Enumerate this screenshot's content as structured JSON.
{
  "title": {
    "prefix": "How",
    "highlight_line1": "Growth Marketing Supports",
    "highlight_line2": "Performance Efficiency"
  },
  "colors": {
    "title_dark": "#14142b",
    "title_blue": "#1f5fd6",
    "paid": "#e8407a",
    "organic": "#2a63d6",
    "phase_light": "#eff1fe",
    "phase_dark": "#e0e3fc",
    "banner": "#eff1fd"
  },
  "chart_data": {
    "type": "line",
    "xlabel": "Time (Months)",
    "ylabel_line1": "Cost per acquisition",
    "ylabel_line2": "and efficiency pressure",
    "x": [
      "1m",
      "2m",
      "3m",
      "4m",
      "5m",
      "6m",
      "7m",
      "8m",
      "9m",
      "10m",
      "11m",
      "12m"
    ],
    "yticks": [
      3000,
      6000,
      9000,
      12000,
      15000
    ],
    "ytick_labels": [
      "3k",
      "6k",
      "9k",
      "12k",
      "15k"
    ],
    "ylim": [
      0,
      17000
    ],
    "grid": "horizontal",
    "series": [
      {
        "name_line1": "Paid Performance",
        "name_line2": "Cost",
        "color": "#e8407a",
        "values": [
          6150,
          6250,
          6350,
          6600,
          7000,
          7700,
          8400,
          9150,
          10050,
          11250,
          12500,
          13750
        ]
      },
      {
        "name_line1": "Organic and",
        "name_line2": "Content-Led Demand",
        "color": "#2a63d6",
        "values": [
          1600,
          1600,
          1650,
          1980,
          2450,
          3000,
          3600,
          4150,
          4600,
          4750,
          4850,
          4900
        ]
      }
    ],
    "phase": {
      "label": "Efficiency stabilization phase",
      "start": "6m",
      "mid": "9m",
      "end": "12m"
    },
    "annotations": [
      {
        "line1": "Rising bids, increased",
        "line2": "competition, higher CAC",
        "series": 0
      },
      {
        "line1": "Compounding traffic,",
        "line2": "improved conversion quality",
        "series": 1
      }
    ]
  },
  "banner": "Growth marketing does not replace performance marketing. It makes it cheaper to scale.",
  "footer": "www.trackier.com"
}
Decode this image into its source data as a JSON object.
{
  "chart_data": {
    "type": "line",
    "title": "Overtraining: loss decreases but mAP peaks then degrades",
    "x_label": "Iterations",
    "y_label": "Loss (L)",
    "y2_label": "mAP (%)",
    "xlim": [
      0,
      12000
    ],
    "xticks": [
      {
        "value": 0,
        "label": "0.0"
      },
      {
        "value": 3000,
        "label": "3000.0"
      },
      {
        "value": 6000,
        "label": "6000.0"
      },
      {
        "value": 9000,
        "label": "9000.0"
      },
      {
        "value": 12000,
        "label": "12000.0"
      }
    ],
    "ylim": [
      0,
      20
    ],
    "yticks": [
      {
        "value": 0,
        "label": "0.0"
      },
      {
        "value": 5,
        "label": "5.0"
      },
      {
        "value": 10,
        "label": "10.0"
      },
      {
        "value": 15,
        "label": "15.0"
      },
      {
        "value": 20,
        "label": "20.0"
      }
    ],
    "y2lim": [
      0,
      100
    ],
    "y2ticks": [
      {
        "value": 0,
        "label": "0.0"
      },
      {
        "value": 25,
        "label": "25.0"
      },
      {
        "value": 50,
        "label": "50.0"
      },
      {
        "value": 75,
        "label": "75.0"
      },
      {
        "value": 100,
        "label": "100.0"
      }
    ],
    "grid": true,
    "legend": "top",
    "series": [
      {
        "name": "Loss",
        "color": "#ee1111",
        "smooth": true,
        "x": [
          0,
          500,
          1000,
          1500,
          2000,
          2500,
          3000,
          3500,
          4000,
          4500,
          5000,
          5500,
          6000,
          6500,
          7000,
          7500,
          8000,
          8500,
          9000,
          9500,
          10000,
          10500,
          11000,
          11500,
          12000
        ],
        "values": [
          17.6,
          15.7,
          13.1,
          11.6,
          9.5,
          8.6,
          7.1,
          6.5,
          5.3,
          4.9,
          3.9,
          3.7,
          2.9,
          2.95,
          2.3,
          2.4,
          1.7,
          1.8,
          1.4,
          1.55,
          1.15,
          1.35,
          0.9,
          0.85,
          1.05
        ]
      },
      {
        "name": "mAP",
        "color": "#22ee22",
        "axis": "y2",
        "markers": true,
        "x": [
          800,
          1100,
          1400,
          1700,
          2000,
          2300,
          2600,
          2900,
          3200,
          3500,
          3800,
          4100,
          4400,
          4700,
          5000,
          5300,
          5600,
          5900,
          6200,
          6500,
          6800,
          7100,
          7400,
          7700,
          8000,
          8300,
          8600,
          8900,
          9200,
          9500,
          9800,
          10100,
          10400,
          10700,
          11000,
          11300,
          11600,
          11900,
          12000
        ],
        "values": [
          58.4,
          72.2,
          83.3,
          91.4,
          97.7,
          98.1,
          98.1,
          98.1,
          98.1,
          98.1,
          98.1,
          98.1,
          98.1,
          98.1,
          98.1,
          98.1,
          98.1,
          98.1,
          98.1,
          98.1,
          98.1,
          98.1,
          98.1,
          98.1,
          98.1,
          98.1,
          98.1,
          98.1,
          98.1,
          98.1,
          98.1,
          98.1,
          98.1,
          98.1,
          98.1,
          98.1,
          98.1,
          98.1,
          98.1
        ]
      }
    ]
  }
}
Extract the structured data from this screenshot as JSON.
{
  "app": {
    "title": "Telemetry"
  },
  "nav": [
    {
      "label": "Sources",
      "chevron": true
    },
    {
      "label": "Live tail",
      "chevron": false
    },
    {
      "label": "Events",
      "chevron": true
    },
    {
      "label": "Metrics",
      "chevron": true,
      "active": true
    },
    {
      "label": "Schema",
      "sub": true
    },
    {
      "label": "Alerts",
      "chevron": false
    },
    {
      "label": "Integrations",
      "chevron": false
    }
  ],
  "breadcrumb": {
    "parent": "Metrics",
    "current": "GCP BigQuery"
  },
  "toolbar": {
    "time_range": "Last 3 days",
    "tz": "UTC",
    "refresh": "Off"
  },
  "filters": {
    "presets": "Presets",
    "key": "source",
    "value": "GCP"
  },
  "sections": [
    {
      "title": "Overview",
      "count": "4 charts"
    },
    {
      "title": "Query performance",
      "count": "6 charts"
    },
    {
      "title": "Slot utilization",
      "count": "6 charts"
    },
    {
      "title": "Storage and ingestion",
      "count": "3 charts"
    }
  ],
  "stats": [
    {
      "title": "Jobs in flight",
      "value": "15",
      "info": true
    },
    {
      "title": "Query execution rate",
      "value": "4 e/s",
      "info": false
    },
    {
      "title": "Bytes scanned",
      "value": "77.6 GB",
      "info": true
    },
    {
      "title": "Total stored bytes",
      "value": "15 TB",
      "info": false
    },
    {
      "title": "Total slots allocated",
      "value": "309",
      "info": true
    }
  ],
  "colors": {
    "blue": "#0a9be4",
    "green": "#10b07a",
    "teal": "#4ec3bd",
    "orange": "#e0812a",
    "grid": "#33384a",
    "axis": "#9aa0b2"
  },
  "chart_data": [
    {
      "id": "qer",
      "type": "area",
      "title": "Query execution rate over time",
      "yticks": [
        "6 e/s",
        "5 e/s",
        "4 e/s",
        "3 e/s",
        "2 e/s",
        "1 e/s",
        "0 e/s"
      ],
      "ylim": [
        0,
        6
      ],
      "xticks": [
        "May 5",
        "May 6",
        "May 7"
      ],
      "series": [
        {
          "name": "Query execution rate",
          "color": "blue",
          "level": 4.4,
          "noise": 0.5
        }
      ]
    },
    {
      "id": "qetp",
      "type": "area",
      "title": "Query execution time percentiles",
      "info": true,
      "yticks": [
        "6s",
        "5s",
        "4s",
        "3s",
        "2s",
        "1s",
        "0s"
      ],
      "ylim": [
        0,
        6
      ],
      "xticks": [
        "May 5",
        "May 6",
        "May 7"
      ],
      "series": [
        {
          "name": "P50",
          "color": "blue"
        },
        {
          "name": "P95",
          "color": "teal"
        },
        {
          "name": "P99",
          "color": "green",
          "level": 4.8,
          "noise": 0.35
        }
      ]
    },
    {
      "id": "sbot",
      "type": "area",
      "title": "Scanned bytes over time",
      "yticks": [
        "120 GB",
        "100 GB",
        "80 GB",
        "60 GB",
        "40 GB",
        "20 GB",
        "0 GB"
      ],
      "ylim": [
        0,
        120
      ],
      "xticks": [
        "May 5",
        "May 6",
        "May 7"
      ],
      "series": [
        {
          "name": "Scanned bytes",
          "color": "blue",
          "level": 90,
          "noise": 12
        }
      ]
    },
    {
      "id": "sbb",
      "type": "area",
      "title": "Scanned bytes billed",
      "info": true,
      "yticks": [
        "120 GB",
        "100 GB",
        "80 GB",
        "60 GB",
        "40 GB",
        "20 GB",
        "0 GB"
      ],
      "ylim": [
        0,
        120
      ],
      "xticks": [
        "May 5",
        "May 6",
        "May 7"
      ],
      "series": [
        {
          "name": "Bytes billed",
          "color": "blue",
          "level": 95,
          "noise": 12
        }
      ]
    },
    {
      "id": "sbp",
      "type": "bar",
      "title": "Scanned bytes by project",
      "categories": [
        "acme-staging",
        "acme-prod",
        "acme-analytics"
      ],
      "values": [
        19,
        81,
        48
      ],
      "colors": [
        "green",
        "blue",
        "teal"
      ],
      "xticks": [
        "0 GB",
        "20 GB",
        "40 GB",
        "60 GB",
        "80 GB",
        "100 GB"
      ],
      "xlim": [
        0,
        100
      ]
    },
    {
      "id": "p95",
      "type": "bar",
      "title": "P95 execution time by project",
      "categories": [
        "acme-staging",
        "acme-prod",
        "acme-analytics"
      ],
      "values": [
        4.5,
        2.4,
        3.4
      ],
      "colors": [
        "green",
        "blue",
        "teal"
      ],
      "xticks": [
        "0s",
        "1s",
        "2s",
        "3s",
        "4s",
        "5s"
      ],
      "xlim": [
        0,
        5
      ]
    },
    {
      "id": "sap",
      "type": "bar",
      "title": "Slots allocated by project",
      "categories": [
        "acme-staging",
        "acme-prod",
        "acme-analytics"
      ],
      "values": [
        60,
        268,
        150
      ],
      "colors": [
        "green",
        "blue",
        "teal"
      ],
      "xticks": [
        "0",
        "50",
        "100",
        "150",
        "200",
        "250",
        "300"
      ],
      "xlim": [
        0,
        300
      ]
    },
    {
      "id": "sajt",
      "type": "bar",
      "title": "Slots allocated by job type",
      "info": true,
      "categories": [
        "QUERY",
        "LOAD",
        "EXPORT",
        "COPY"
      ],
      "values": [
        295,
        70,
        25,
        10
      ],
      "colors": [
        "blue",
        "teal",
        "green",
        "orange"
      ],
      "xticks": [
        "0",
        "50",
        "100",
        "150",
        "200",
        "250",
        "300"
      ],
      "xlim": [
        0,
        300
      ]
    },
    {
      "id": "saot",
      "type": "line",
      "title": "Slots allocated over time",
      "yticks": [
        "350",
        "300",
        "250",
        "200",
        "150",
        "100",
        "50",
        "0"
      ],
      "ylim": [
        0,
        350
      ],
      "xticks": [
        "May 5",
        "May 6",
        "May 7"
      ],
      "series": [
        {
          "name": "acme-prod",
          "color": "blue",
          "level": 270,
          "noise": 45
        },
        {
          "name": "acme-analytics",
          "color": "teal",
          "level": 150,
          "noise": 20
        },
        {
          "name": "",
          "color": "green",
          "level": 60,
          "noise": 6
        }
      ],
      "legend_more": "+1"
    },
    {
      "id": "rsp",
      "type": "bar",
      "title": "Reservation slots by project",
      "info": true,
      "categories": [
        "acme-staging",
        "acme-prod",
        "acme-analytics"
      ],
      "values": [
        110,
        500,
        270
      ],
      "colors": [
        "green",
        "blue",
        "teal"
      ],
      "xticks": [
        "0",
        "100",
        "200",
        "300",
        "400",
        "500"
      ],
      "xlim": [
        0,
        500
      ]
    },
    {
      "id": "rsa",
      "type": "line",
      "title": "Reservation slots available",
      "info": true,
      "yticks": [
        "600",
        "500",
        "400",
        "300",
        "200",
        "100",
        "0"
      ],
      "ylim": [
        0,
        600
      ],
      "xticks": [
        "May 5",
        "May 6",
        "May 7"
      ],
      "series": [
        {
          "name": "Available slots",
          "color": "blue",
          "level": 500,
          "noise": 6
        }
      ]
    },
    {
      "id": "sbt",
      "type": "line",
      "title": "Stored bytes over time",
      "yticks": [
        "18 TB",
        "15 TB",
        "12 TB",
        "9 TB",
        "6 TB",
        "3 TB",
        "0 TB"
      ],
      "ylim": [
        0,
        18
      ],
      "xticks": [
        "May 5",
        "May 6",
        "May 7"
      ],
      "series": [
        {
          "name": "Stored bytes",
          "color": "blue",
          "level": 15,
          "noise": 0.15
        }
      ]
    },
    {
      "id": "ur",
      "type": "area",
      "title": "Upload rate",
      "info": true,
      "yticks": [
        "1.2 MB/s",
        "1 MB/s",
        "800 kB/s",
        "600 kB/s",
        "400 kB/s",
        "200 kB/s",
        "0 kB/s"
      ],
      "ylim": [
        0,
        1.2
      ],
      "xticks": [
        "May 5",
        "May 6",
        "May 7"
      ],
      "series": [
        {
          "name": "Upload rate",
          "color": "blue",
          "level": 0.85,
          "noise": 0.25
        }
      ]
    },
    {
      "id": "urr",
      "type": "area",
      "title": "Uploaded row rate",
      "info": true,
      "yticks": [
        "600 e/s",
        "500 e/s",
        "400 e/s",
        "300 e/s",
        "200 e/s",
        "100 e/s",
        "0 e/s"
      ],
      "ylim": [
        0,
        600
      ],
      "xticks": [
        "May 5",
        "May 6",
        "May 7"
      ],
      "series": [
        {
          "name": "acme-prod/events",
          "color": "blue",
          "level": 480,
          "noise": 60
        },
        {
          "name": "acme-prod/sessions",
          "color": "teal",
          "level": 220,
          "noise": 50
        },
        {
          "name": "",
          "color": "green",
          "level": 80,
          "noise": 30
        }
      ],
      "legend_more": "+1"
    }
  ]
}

________________________________________

> [To be done]: Scan the material above. Extract every line in which the word "billed" occurs.

> [Completed exercise]:
      "title": "Scanned bytes billed",
          "name": "Bytes billed",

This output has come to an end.